PROBLEM DESCRIPTION
Go through the listing beneath this task and return every line that carries the string "DEPOSITORY".
+++
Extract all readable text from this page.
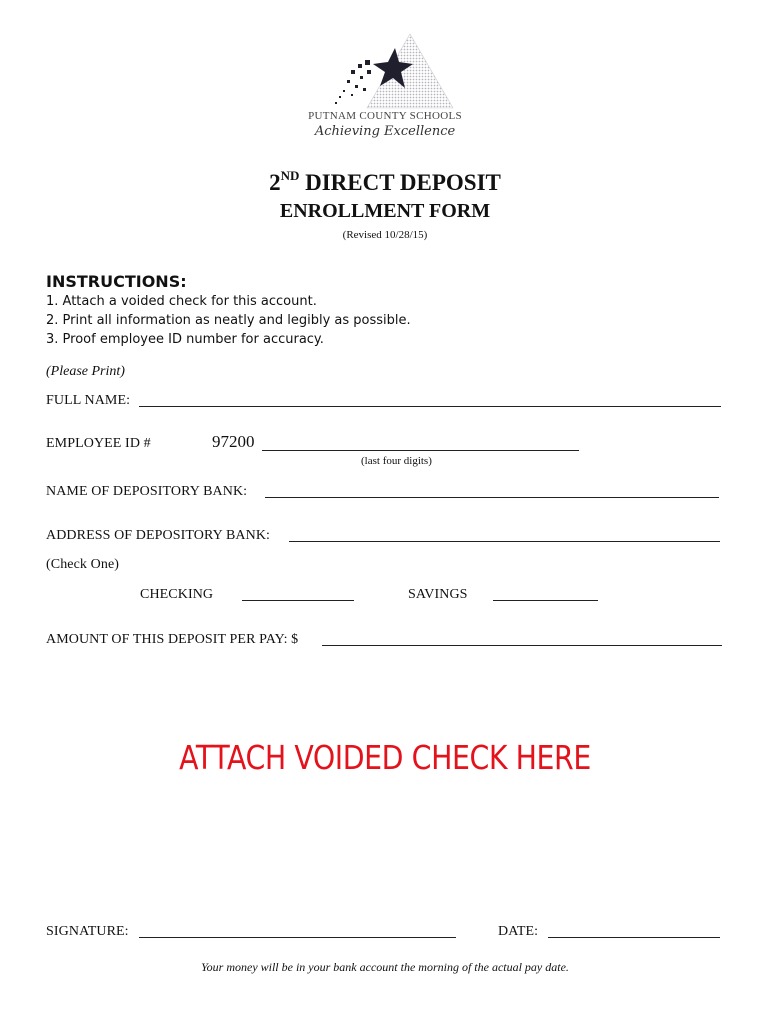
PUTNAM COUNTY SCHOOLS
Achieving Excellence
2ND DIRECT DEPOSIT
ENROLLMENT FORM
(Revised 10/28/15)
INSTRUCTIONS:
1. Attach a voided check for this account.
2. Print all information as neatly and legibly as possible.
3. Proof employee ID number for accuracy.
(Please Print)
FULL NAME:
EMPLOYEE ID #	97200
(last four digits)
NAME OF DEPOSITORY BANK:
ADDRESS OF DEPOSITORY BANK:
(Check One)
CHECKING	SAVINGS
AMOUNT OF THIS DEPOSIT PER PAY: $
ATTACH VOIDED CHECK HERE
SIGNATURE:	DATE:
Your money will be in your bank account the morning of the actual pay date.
+++
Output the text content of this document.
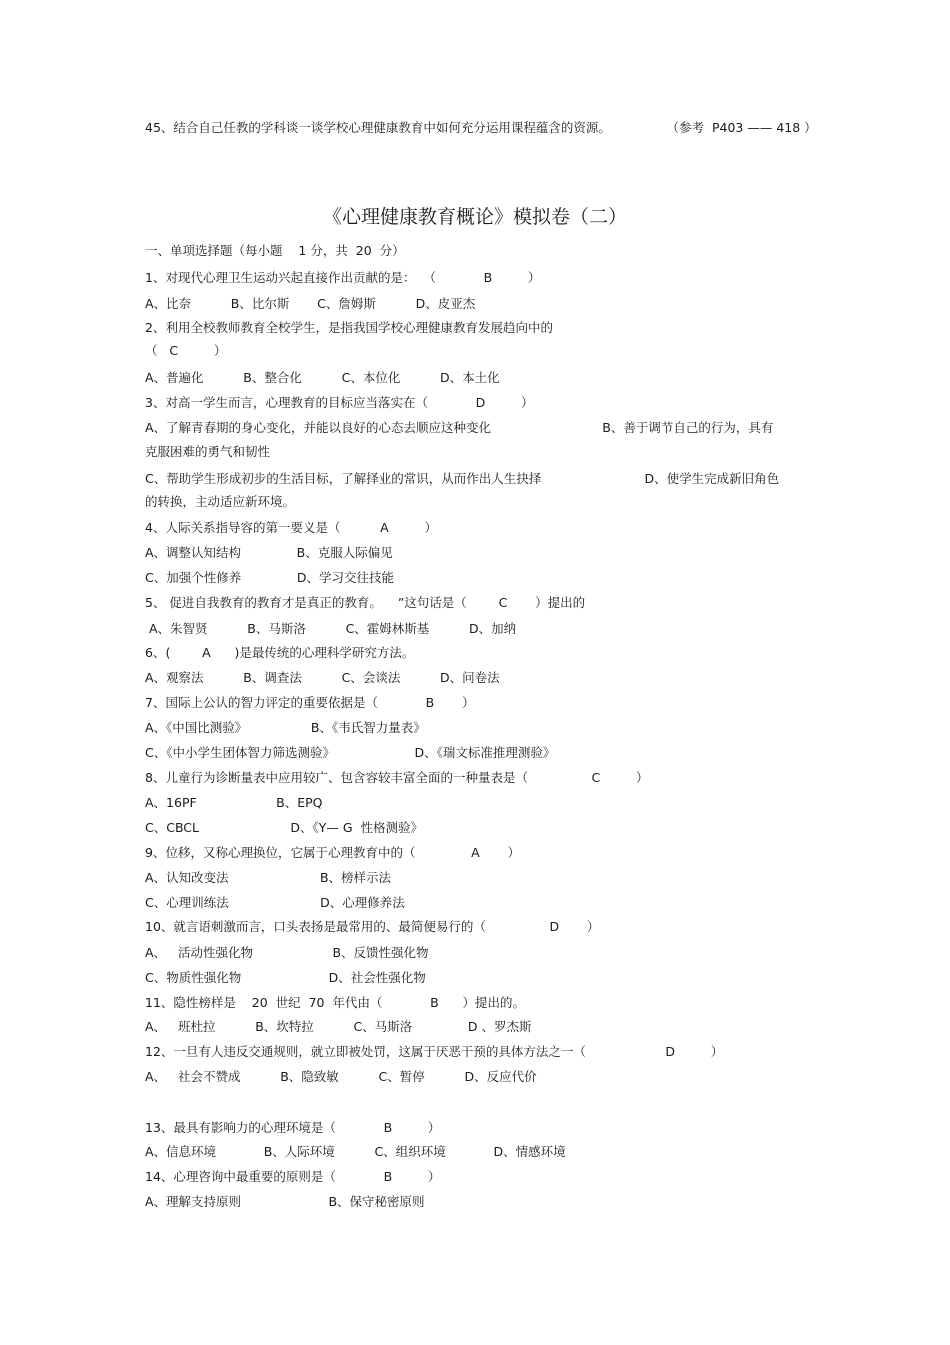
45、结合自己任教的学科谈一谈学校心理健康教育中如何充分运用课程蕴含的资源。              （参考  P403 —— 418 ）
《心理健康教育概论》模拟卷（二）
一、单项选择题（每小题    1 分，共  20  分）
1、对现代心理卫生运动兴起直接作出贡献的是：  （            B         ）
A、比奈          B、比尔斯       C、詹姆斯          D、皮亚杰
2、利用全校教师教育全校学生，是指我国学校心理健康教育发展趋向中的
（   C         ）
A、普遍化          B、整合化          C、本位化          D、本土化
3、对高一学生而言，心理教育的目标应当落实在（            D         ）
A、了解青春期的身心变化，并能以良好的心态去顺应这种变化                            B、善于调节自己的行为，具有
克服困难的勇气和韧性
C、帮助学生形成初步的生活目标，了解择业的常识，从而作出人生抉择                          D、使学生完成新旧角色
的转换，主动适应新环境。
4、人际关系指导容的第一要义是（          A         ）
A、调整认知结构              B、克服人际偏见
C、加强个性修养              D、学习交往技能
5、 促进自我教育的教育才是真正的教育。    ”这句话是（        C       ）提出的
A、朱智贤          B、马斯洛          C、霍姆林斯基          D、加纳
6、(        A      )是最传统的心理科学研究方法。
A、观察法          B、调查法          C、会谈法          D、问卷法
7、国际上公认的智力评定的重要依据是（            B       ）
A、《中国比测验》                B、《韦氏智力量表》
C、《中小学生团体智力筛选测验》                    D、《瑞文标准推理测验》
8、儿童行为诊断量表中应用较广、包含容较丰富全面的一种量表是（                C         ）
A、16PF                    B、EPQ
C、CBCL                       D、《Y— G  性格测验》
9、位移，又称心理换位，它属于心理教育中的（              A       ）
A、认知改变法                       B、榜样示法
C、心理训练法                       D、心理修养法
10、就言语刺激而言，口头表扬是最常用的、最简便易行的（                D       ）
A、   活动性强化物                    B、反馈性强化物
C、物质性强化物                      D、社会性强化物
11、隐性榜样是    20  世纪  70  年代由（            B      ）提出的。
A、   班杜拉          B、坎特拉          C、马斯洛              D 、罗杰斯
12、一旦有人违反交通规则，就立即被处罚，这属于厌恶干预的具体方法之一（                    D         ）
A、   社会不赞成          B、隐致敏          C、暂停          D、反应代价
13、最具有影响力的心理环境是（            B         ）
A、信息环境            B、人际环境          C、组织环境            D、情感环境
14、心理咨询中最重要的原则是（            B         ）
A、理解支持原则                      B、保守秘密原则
+++
SOLUTION TO THIS EXERCISE
NAME OF DEPOSITORY BANK:
ADDRESS OF DEPOSITORY BANK:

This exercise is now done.